======== Supplied records
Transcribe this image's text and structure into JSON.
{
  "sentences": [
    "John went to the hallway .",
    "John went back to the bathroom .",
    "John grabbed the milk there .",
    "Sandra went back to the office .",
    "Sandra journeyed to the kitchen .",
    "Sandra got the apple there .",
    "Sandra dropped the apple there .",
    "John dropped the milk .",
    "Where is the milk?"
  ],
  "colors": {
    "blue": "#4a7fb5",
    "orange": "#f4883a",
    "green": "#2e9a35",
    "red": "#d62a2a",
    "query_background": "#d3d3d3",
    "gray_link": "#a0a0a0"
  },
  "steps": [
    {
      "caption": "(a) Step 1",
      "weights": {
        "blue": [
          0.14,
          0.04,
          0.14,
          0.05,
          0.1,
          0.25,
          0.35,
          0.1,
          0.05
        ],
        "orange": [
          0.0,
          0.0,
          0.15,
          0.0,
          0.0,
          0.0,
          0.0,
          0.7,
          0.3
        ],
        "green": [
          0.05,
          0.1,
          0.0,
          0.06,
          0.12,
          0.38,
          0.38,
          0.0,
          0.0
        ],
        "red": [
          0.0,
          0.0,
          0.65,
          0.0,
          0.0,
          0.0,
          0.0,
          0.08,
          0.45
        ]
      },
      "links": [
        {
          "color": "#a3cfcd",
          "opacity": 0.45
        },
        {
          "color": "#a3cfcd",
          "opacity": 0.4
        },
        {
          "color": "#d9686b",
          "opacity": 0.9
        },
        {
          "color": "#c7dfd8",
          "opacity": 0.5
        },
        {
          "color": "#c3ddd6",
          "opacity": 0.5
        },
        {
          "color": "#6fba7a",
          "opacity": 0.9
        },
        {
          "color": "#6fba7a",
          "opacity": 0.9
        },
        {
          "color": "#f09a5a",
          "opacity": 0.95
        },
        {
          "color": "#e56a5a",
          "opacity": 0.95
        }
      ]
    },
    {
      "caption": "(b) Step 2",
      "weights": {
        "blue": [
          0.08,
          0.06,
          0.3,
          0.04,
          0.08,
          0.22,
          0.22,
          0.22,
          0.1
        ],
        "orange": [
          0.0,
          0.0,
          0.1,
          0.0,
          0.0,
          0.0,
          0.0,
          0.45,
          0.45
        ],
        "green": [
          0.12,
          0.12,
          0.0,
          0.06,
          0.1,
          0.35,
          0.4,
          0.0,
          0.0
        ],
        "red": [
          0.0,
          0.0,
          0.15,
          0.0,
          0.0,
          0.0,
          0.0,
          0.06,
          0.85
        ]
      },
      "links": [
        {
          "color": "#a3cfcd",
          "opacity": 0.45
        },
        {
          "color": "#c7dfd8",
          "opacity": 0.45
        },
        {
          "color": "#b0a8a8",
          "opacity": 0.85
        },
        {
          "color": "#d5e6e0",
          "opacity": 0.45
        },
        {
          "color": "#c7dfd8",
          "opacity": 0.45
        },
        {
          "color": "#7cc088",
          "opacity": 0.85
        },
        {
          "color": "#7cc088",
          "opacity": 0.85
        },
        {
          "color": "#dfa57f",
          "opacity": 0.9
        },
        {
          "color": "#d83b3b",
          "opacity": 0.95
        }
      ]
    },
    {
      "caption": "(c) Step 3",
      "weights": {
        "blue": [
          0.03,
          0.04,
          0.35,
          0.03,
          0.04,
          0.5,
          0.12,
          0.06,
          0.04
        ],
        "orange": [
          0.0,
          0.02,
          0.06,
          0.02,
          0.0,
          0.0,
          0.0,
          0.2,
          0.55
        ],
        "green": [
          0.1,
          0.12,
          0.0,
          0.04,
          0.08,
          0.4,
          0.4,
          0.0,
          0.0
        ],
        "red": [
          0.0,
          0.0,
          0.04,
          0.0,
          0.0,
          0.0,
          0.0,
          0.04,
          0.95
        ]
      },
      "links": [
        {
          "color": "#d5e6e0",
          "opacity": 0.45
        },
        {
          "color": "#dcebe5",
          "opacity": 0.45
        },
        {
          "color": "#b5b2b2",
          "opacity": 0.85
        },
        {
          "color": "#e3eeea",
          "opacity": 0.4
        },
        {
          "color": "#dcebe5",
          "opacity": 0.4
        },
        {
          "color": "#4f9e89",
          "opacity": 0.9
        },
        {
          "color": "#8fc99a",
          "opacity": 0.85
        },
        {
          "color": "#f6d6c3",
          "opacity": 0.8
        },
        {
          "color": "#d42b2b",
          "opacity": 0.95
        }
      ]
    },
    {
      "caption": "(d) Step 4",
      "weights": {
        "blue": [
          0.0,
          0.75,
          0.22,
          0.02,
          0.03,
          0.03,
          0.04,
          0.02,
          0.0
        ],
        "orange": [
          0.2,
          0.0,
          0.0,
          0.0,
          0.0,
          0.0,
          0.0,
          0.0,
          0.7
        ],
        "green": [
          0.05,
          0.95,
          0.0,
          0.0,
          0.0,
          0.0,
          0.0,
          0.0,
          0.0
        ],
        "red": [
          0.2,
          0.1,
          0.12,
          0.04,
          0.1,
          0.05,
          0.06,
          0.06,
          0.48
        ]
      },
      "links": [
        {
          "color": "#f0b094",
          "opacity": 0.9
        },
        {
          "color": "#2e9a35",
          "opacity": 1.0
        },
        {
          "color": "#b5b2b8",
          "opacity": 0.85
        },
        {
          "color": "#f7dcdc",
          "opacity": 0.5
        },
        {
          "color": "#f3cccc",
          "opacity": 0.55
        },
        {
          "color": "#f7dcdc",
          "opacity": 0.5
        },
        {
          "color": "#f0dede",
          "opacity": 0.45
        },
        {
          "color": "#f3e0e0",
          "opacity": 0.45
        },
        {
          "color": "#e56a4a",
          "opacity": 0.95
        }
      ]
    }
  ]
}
================
Return every record above exactly as it appears.

Transcribe this image's text and structure into JSON.
{
  "sentences": [
    "John went to the hallway .",
    "John went back to the bathroom .",
    "John grabbed the milk there .",
    "Sandra went back to the office .",
    "Sandra journeyed to the kitchen .",
    "Sandra got the apple there .",
    "Sandra dropped the apple there .",
    "John dropped the milk .",
    "Where is the milk?"
  ],
  "colors": {
    "blue": "#4a7fb5",
    "orange": "#f4883a",
    "green": "#2e9a35",
    "red": "#d62a2a",
    "query_background": "#d3d3d3",
    "gray_link": "#a0a0a0"
  },
  "steps": [
    {
      "caption": "(a) Step 1",
      "weights": {
        "blue": [
          0.14,
          0.04,
          0.14,
          0.05,
          0.1,
          0.25,
          0.35,
          0.1,
          0.05
        ],
        "orange": [
          0.0,
          0.0,
          0.15,
          0.0,
          0.0,
          0.0,
          0.0,
          0.7,
          0.3
        ],
        "green": [
          0.05,
          0.1,
          0.0,
          0.06,
          0.12,
          0.38,
          0.38,
          0.0,
          0.0
        ],
        "red": [
          0.0,
          0.0,
          0.65,
          0.0,
          0.0,
          0.0,
          0.0,
          0.08,
          0.45
        ]
      },
      "links": [
        {
          "color": "#a3cfcd",
          "opacity": 0.45
        },
        {
          "color": "#a3cfcd",
          "opacity": 0.4
        },
        {
          "color": "#d9686b",
          "opacity": 0.9
        },
        {
          "color": "#c7dfd8",
          "opacity": 0.5
        },
        {
          "color": "#c3ddd6",
          "opacity": 0.5
        },
        {
          "color": "#6fba7a",
          "opacity": 0.9
        },
        {
          "color": "#6fba7a",
          "opacity": 0.9
        },
        {
          "color": "#f09a5a",
          "opacity": 0.95
        },
        {
          "color": "#e56a5a",
          "opacity": 0.95
        }
      ]
    },
    {
      "caption": "(b) Step 2",
      "weights": {
        "blue": [
          0.08,
          0.06,
          0.3,
          0.04,
          0.08,
          0.22,
          0.22,
          0.22,
          0.1
        ],
        "orange": [
          0.0,
          0.0,
          0.1,
          0.0,
          0.0,
          0.0,
          0.0,
          0.45,
          0.45
        ],
        "green": [
          0.12,
          0.12,
          0.0,
          0.06,
          0.1,
          0.35,
          0.4,
          0.0,
          0.0
        ],
        "red": [
          0.0,
          0.0,
          0.15,
          0.0,
          0.0,
          0.0,
          0.0,
          0.06,
          0.85
        ]
      },
      "links": [
        {
          "color": "#a3cfcd",
          "opacity": 0.45
        },
        {
          "color": "#c7dfd8",
          "opacity": 0.45
        },
        {
          "color": "#b0a8a8",
          "opacity": 0.85
        },
        {
          "color": "#d5e6e0",
          "opacity": 0.45
        },
        {
          "color": "#c7dfd8",
          "opacity": 0.45
        },
        {
          "color": "#7cc088",
          "opacity": 0.85
        },
        {
          "color": "#7cc088",
          "opacity": 0.85
        },
        {
          "color": "#dfa57f",
          "opacity": 0.9
        },
        {
          "color": "#d83b3b",
          "opacity": 0.95
        }
      ]
    },
    {
      "caption": "(c) Step 3",
      "weights": {
        "blue": [
          0.03,
          0.04,
          0.35,
          0.03,
          0.04,
          0.5,
          0.12,
          0.06,
          0.04
        ],
        "orange": [
          0.0,
          0.02,
          0.06,
          0.02,
          0.0,
          0.0,
          0.0,
          0.2,
          0.55
        ],
        "green": [
          0.1,
          0.12,
          0.0,
          0.04,
          0.08,
          0.4,
          0.4,
          0.0,
          0.0
        ],
        "red": [
          0.0,
          0.0,
          0.04,
          0.0,
          0.0,
          0.0,
          0.0,
          0.04,
          0.95
        ]
      },
      "links": [
        {
          "color": "#d5e6e0",
          "opacity": 0.45
        },
        {
          "color": "#dcebe5",
          "opacity": 0.45
        },
        {
          "color": "#b5b2b2",
          "opacity": 0.85
        },
        {
          "color": "#e3eeea",
          "opacity": 0.4
        },
        {
          "color": "#dcebe5",
          "opacity": 0.4
        },
        {
          "color": "#4f9e89",
          "opacity": 0.9
        },
        {
          "color": "#8fc99a",
          "opacity": 0.85
        },
        {
          "color": "#f6d6c3",
          "opacity": 0.8
        },
        {
          "color": "#d42b2b",
          "opacity": 0.95
        }
      ]
    },
    {
      "caption": "(d) Step 4",
      "weights": {
        "blue": [
          0.0,
          0.75,
          0.22,
          0.02,
          0.03,
          0.03,
          0.04,
          0.02,
          0.0
        ],
        "orange": [
          0.2,
          0.0,
          0.0,
          0.0,
          0.0,
          0.0,
          0.0,
          0.0,
          0.7
        ],
        "green": [
          0.05,
          0.95,
          0.0,
          0.0,
          0.0,
          0.0,
          0.0,
          0.0,
          0.0
        ],
        "red": [
          0.2,
          0.1,
          0.12,
          0.04,
          0.1,
          0.05,
          0.06,
          0.06,
          0.48
        ]
      },
      "links": [
        {
          "color": "#f0b094",
          "opacity": 0.9
        },
        {
          "color": "#2e9a35",
          "opacity": 1.0
        },
        {
          "color": "#b5b2b8",
          "opacity": 0.85
        },
        {
          "color": "#f7dcdc",
          "opacity": 0.5
        },
        {
          "color": "#f3cccc",
          "opacity": 0.55
        },
        {
          "color": "#f7dcdc",
          "opacity": 0.5
        },
        {
          "color": "#f0dede",
          "opacity": 0.45
        },
        {
          "color": "#f3e0e0",
          "opacity": 0.45
        },
        {
          "color": "#e56a4a",
          "opacity": 0.95
        }
      ]
    }
  ]
}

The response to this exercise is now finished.